--- begin Listing ---

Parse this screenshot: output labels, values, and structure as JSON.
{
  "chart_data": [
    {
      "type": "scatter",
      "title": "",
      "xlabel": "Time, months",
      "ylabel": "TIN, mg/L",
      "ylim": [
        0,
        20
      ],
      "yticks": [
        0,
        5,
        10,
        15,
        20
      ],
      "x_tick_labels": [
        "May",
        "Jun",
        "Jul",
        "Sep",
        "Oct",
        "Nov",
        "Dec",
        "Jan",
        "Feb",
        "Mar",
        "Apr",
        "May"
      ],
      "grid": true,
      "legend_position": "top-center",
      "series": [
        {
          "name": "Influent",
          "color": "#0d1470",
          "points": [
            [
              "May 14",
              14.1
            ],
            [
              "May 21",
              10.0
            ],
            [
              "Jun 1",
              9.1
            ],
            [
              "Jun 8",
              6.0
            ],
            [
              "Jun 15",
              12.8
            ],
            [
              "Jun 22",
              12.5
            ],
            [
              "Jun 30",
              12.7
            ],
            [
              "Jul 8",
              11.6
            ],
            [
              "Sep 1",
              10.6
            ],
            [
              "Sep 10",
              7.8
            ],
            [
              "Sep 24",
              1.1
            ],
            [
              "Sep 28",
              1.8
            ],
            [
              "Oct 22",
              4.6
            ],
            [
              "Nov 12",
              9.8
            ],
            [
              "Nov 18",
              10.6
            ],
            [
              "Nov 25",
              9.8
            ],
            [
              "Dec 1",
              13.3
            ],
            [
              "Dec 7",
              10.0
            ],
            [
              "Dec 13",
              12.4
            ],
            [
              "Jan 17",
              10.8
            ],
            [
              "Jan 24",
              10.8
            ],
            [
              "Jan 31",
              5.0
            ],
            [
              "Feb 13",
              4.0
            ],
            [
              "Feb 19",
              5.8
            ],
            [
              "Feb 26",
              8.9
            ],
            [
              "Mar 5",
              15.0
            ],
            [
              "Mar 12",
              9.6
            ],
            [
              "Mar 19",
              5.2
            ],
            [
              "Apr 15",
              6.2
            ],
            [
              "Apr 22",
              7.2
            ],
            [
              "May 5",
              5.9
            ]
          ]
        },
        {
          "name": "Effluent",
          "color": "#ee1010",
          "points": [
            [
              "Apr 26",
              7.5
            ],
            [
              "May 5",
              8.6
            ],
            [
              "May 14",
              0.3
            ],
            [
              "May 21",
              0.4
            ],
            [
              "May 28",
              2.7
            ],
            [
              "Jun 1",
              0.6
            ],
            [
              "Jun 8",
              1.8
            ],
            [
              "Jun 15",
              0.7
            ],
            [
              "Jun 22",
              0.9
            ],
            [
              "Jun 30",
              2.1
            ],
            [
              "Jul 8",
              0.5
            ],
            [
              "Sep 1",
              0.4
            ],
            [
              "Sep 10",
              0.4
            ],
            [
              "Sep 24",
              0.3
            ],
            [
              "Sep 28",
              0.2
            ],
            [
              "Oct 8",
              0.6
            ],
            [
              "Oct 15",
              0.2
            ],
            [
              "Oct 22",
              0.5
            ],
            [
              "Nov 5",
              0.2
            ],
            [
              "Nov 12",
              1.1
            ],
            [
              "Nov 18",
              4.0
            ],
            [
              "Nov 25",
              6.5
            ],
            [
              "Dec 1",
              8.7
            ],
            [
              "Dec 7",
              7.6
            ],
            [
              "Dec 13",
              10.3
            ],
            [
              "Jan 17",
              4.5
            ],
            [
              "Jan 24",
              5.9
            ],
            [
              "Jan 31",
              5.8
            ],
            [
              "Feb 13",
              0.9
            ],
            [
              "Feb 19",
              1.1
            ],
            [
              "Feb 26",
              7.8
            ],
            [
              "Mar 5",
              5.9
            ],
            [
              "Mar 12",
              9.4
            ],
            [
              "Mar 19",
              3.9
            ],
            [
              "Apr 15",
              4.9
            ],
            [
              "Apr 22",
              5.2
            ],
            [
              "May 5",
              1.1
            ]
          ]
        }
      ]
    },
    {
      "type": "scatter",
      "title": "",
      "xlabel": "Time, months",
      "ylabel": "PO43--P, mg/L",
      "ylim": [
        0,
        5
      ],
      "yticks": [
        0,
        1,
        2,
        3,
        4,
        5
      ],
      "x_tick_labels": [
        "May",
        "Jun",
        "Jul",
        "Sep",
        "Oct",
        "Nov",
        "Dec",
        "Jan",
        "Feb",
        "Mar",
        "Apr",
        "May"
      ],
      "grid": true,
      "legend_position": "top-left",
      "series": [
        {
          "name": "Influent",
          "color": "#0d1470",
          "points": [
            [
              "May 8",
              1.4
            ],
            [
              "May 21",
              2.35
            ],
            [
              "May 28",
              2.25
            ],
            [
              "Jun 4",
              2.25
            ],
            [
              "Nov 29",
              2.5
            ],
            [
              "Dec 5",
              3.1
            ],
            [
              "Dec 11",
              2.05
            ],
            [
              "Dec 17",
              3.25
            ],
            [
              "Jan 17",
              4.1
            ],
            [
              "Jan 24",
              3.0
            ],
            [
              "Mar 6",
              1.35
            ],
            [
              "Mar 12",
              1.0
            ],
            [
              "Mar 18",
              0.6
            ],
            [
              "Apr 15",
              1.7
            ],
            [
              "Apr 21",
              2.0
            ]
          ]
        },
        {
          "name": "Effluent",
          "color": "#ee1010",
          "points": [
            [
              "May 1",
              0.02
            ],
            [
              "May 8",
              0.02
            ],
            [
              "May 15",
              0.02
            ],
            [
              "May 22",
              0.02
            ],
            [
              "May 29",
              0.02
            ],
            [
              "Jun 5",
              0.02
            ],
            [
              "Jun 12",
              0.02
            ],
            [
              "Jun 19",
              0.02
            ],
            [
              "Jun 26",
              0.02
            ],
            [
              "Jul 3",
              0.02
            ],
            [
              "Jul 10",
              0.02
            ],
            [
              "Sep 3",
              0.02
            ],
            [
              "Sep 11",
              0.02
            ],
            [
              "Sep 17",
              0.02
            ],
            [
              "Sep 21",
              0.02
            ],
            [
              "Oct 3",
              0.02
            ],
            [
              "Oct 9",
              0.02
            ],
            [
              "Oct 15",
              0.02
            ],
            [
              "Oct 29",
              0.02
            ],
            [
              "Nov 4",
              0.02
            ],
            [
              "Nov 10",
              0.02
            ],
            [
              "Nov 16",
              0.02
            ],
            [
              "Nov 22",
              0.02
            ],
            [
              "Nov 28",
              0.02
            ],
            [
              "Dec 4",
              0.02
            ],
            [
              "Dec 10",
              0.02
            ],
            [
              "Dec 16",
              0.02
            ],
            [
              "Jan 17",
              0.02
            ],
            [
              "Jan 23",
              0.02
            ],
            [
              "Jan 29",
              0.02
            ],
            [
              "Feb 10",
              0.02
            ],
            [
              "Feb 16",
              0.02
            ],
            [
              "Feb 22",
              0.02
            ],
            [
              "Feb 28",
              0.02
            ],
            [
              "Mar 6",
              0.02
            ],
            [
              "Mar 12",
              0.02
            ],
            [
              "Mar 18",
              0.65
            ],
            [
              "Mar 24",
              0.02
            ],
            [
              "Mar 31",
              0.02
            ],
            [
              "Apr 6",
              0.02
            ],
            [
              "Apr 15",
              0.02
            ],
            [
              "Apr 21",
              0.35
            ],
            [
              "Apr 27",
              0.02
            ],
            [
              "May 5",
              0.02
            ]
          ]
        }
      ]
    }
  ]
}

--- end Listing ---

Given problem ->
Extract all of the data above and output it character for character.

Answer to this exercise ->
Parse this screenshot: output labels, values, and structure as JSON.
{
  "chart_data": [
    {
      "type": "scatter",
      "title": "",
      "xlabel": "Time, months",
      "ylabel": "TIN, mg/L",
      "ylim": [
        0,
        20
      ],
      "yticks": [
        0,
        5,
        10,
        15,
        20
      ],
      "x_tick_labels": [
        "May",
        "Jun",
        "Jul",
        "Sep",
        "Oct",
        "Nov",
        "Dec",
        "Jan",
        "Feb",
        "Mar",
        "Apr",
        "May"
      ],
      "grid": true,
      "legend_position": "top-center",
      "series": [
        {
          "name": "Influent",
          "color": "#0d1470",
          "points": [
            [
              "May 14",
              14.1
            ],
            [
              "May 21",
              10.0
            ],
            [
              "Jun 1",
              9.1
            ],
            [
              "Jun 8",
              6.0
            ],
            [
              "Jun 15",
              12.8
            ],
            [
              "Jun 22",
              12.5
            ],
            [
              "Jun 30",
              12.7
            ],
            [
              "Jul 8",
              11.6
            ],
            [
              "Sep 1",
              10.6
            ],
            [
              "Sep 10",
              7.8
            ],
            [
              "Sep 24",
              1.1
            ],
            [
              "Sep 28",
              1.8
            ],
            [
              "Oct 22",
              4.6
            ],
            [
              "Nov 12",
              9.8
            ],
            [
              "Nov 18",
              10.6
            ],
            [
              "Nov 25",
              9.8
            ],
            [
              "Dec 1",
              13.3
            ],
            [
              "Dec 7",
              10.0
            ],
            [
              "Dec 13",
              12.4
            ],
            [
              "Jan 17",
              10.8
            ],
            [
              "Jan 24",
              10.8
            ],
            [
              "Jan 31",
              5.0
            ],
            [
              "Feb 13",
              4.0
            ],
            [
              "Feb 19",
              5.8
            ],
            [
              "Feb 26",
              8.9
            ],
            [
              "Mar 5",
              15.0
            ],
            [
              "Mar 12",
              9.6
            ],
            [
              "Mar 19",
              5.2
            ],
            [
              "Apr 15",
              6.2
            ],
            [
              "Apr 22",
              7.2
            ],
            [
              "May 5",
              5.9
            ]
          ]
        },
        {
          "name": "Effluent",
          "color": "#ee1010",
          "points": [
            [
              "Apr 26",
              7.5
            ],
            [
              "May 5",
              8.6
            ],
            [
              "May 14",
              0.3
            ],
            [
              "May 21",
              0.4
            ],
            [
              "May 28",
              2.7
            ],
            [
              "Jun 1",
              0.6
            ],
            [
              "Jun 8",
              1.8
            ],
            [
              "Jun 15",
              0.7
            ],
            [
              "Jun 22",
              0.9
            ],
            [
              "Jun 30",
              2.1
            ],
            [
              "Jul 8",
              0.5
            ],
            [
              "Sep 1",
              0.4
            ],
            [
              "Sep 10",
              0.4
            ],
            [
              "Sep 24",
              0.3
            ],
            [
              "Sep 28",
              0.2
            ],
            [
              "Oct 8",
              0.6
            ],
            [
              "Oct 15",
              0.2
            ],
            [
              "Oct 22",
              0.5
            ],
            [
              "Nov 5",
              0.2
            ],
            [
              "Nov 12",
              1.1
            ],
            [
              "Nov 18",
              4.0
            ],
            [
              "Nov 25",
              6.5
            ],
            [
              "Dec 1",
              8.7
            ],
            [
              "Dec 7",
              7.6
            ],
            [
              "Dec 13",
              10.3
            ],
            [
              "Jan 17",
              4.5
            ],
            [
              "Jan 24",
              5.9
            ],
            [
              "Jan 31",
              5.8
            ],
            [
              "Feb 13",
              0.9
            ],
            [
              "Feb 19",
              1.1
            ],
            [
              "Feb 26",
              7.8
            ],
            [
              "Mar 5",
              5.9
            ],
            [
              "Mar 12",
              9.4
            ],
            [
              "Mar 19",
              3.9
            ],
            [
              "Apr 15",
              4.9
            ],
            [
              "Apr 22",
              5.2
            ],
            [
              "May 5",
              1.1
            ]
          ]
        }
      ]
    },
    {
      "type": "scatter",
      "title": "",
      "xlabel": "Time, months",
      "ylabel": "PO43--P, mg/L",
      "ylim": [
        0,
        5
      ],
      "yticks": [
        0,
        1,
        2,
        3,
        4,
        5
      ],
      "x_tick_labels": [
        "May",
        "Jun",
        "Jul",
        "Sep",
        "Oct",
        "Nov",
        "Dec",
        "Jan",
        "Feb",
        "Mar",
        "Apr",
        "May"
      ],
      "grid": true,
      "legend_position": "top-left",
      "series": [
        {
          "name": "Influent",
          "color": "#0d1470",
          "points": [
            [
              "May 8",
              1.4
            ],
            [
              "May 21",
              2.35
            ],
            [
              "May 28",
              2.25
            ],
            [
              "Jun 4",
              2.25
            ],
            [
              "Nov 29",
              2.5
            ],
            [
              "Dec 5",
              3.1
            ],
            [
              "Dec 11",
              2.05
            ],
            [
              "Dec 17",
              3.25
            ],
            [
              "Jan 17",
              4.1
            ],
            [
              "Jan 24",
              3.0
            ],
            [
              "Mar 6",
              1.35
            ],
            [
              "Mar 12",
              1.0
            ],
            [
              "Mar 18",
              0.6
            ],
            [
              "Apr 15",
              1.7
            ],
            [
              "Apr 21",
              2.0
            ]
          ]
        },
        {
          "name": "Effluent",
          "color": "#ee1010",
          "points": [
            [
              "May 1",
              0.02
            ],
            [
              "May 8",
              0.02
            ],
            [
              "May 15",
              0.02
            ],
            [
              "May 22",
              0.02
            ],
            [
              "May 29",
              0.02
            ],
            [
              "Jun 5",
              0.02
            ],
            [
              "Jun 12",
              0.02
            ],
            [
              "Jun 19",
              0.02
            ],
            [
              "Jun 26",
              0.02
            ],
            [
              "Jul 3",
              0.02
            ],
            [
              "Jul 10",
              0.02
            ],
            [
              "Sep 3",
              0.02
            ],
            [
              "Sep 11",
              0.02
            ],
            [
              "Sep 17",
              0.02
            ],
            [
              "Sep 21",
              0.02
            ],
            [
              "Oct 3",
              0.02
            ],
            [
              "Oct 9",
              0.02
            ],
            [
              "Oct 15",
              0.02
            ],
            [
              "Oct 29",
              0.02
            ],
            [
              "Nov 4",
              0.02
            ],
            [
              "Nov 10",
              0.02
            ],
            [
              "Nov 16",
              0.02
            ],
            [
              "Nov 22",
              0.02
            ],
            [
              "Nov 28",
              0.02
            ],
            [
              "Dec 4",
              0.02
            ],
            [
              "Dec 10",
              0.02
            ],
            [
              "Dec 16",
              0.02
            ],
            [
              "Jan 17",
              0.02
            ],
            [
              "Jan 23",
              0.02
            ],
            [
              "Jan 29",
              0.02
            ],
            [
              "Feb 10",
              0.02
            ],
            [
              "Feb 16",
              0.02
            ],
            [
              "Feb 22",
              0.02
            ],
            [
              "Feb 28",
              0.02
            ],
            [
              "Mar 6",
              0.02
            ],
            [
              "Mar 12",
              0.02
            ],
            [
              "Mar 18",
              0.65
            ],
            [
              "Mar 24",
              0.02
            ],
            [
              "Mar 31",
              0.02
            ],
            [
              "Apr 6",
              0.02
            ],
            [
              "Apr 15",
              0.02
            ],
            [
              "Apr 21",
              0.35
            ],
            [
              "Apr 27",
              0.02
            ],
            [
              "May 5",
              0.02
            ]
          ]
        }
      ]
    }
  ]
}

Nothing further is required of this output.